> [Task instructions] Carry none of the pictures over; set down the material below exactly.

> [Exercise materials]
########################################
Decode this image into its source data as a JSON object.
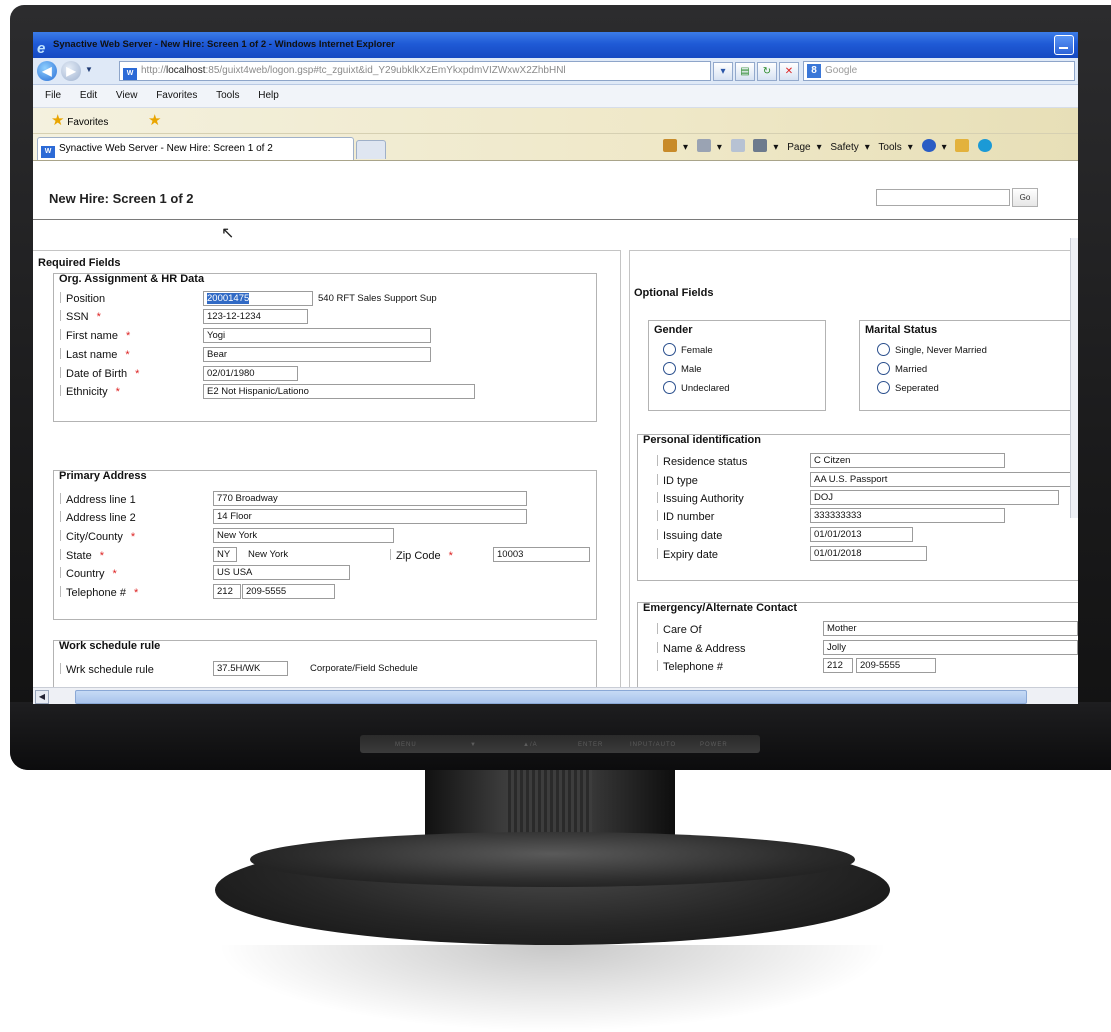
{
  "window": {
    "title": "Synactive Web Server - New Hire: Screen 1 of 2 - Windows Internet Explorer"
  },
  "browser": {
    "url_prefix": "http://",
    "url_host": "localhost",
    "url_rest": ":85/guixt4web/logon.gsp#tc_zguixt&id_Y29ubklkXzEmYkxpdmVIZWxwX2ZhbHNl",
    "search_placeholder": "Google",
    "menu": [
      "File",
      "Edit",
      "View",
      "Favorites",
      "Tools",
      "Help"
    ],
    "favorites_label": "Favorites",
    "tab_title": "Synactive Web Server - New Hire: Screen 1 of 2",
    "commands": [
      "Page",
      "Safety",
      "Tools"
    ]
  },
  "page": {
    "title": "New Hire: Screen 1 of 2",
    "go_label": "Go",
    "required_header": "Required Fields",
    "optional_header": "Optional Fields"
  },
  "org": {
    "title": "Org. Assignment & HR Data",
    "position_label": "Position",
    "position_value": "20001475",
    "position_desc": "540 RFT Sales Support Sup",
    "ssn_label": "SSN",
    "ssn_value": "123-12-1234",
    "first_label": "First name",
    "first_value": "Yogi",
    "last_label": "Last name",
    "last_value": "Bear",
    "dob_label": "Date of Birth",
    "dob_value": "02/01/1980",
    "eth_label": "Ethnicity",
    "eth_value": "E2 Not Hispanic/Lationo"
  },
  "address": {
    "title": "Primary Address",
    "line1_label": "Address line 1",
    "line1_value": "770 Broadway",
    "line2_label": "Address line 2",
    "line2_value": "14 Floor",
    "city_label": "City/County",
    "city_value": "New York",
    "state_label": "State",
    "state_code": "NY",
    "state_name": "New York",
    "zip_label": "Zip Code",
    "zip_value": "10003",
    "country_label": "Country",
    "country_value": "US USA",
    "tel_label": "Telephone #",
    "tel_area": "212",
    "tel_number": "209-5555"
  },
  "work": {
    "title": "Work schedule rule",
    "label": "Wrk schedule rule",
    "value": "37.5H/WK",
    "desc": "Corporate/Field Schedule"
  },
  "gender": {
    "title": "Gender",
    "options": [
      "Female",
      "Male",
      "Undeclared"
    ]
  },
  "marital": {
    "title": "Marital Status",
    "options": [
      "Single, Never Married",
      "Married",
      "Seperated"
    ]
  },
  "personal": {
    "title": "Personal identification",
    "res_label": "Residence status",
    "res_value": "C Citzen",
    "idtype_label": "ID type",
    "idtype_value": "AA U.S. Passport",
    "auth_label": "Issuing Authority",
    "auth_value": "DOJ",
    "idnum_label": "ID number",
    "idnum_value": "333333333",
    "issue_label": "Issuing date",
    "issue_value": "01/01/2013",
    "expiry_label": "Expiry date",
    "expiry_value": "01/01/2018"
  },
  "emergency": {
    "title": "Emergency/Alternate Contact",
    "careof_label": "Care Of",
    "careof_value": "Mother",
    "name_label": "Name & Address",
    "name_value": "Jolly",
    "tel_label": "Telephone #",
    "tel_area": "212",
    "tel_number": "209-5555"
  },
  "monitor": {
    "buttons": [
      "MENU",
      "▼",
      "▲/A",
      "ENTER",
      "INPUT/AUTO",
      "POWER"
    ]
  },
  "colors": {
    "titlebar": "#1f5ad6",
    "required_marker": "#dd2222",
    "selection": "#316ac5"
  }
}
########################################
> [Response to this exercise]
Decode this image into its source data as a JSON object.
{
  "window": {
    "title": "Synactive Web Server - New Hire: Screen 1 of 2 - Windows Internet Explorer"
  },
  "browser": {
    "url_prefix": "http://",
    "url_host": "localhost",
    "url_rest": ":85/guixt4web/logon.gsp#tc_zguixt&id_Y29ubklkXzEmYkxpdmVIZWxwX2ZhbHNl",
    "search_placeholder": "Google",
    "menu": [
      "File",
      "Edit",
      "View",
      "Favorites",
      "Tools",
      "Help"
    ],
    "favorites_label": "Favorites",
    "tab_title": "Synactive Web Server - New Hire: Screen 1 of 2",
    "commands": [
      "Page",
      "Safety",
      "Tools"
    ]
  },
  "page": {
    "title": "New Hire: Screen 1 of 2",
    "go_label": "Go",
    "required_header": "Required Fields",
    "optional_header": "Optional Fields"
  },
  "org": {
    "title": "Org. Assignment & HR Data",
    "position_label": "Position",
    "position_value": "20001475",
    "position_desc": "540 RFT Sales Support Sup",
    "ssn_label": "SSN",
    "ssn_value": "123-12-1234",
    "first_label": "First name",
    "first_value": "Yogi",
    "last_label": "Last name",
    "last_value": "Bear",
    "dob_label": "Date of Birth",
    "dob_value": "02/01/1980",
    "eth_label": "Ethnicity",
    "eth_value": "E2 Not Hispanic/Lationo"
  },
  "address": {
    "title": "Primary Address",
    "line1_label": "Address line 1",
    "line1_value": "770 Broadway",
    "line2_label": "Address line 2",
    "line2_value": "14 Floor",
    "city_label": "City/County",
    "city_value": "New York",
    "state_label": "State",
    "state_code": "NY",
    "state_name": "New York",
    "zip_label": "Zip Code",
    "zip_value": "10003",
    "country_label": "Country",
    "country_value": "US USA",
    "tel_label": "Telephone #",
    "tel_area": "212",
    "tel_number": "209-5555"
  },
  "work": {
    "title": "Work schedule rule",
    "label": "Wrk schedule rule",
    "value": "37.5H/WK",
    "desc": "Corporate/Field Schedule"
  },
  "gender": {
    "title": "Gender",
    "options": [
      "Female",
      "Male",
      "Undeclared"
    ]
  },
  "marital": {
    "title": "Marital Status",
    "options": [
      "Single, Never Married",
      "Married",
      "Seperated"
    ]
  },
  "personal": {
    "title": "Personal identification",
    "res_label": "Residence status",
    "res_value": "C Citzen",
    "idtype_label": "ID type",
    "idtype_value": "AA U.S. Passport",
    "auth_label": "Issuing Authority",
    "auth_value": "DOJ",
    "idnum_label": "ID number",
    "idnum_value": "333333333",
    "issue_label": "Issuing date",
    "issue_value": "01/01/2013",
    "expiry_label": "Expiry date",
    "expiry_value": "01/01/2018"
  },
  "emergency": {
    "title": "Emergency/Alternate Contact",
    "careof_label": "Care Of",
    "careof_value": "Mother",
    "name_label": "Name & Address",
    "name_value": "Jolly",
    "tel_label": "Telephone #",
    "tel_area": "212",
    "tel_number": "209-5555"
  },
  "monitor": {
    "buttons": [
      "MENU",
      "▼",
      "▲/A",
      "ENTER",
      "INPUT/AUTO",
      "POWER"
    ]
  },
  "colors": {
    "titlebar": "#1f5ad6",
    "required_marker": "#dd2222",
    "selection": "#316ac5"
  }
}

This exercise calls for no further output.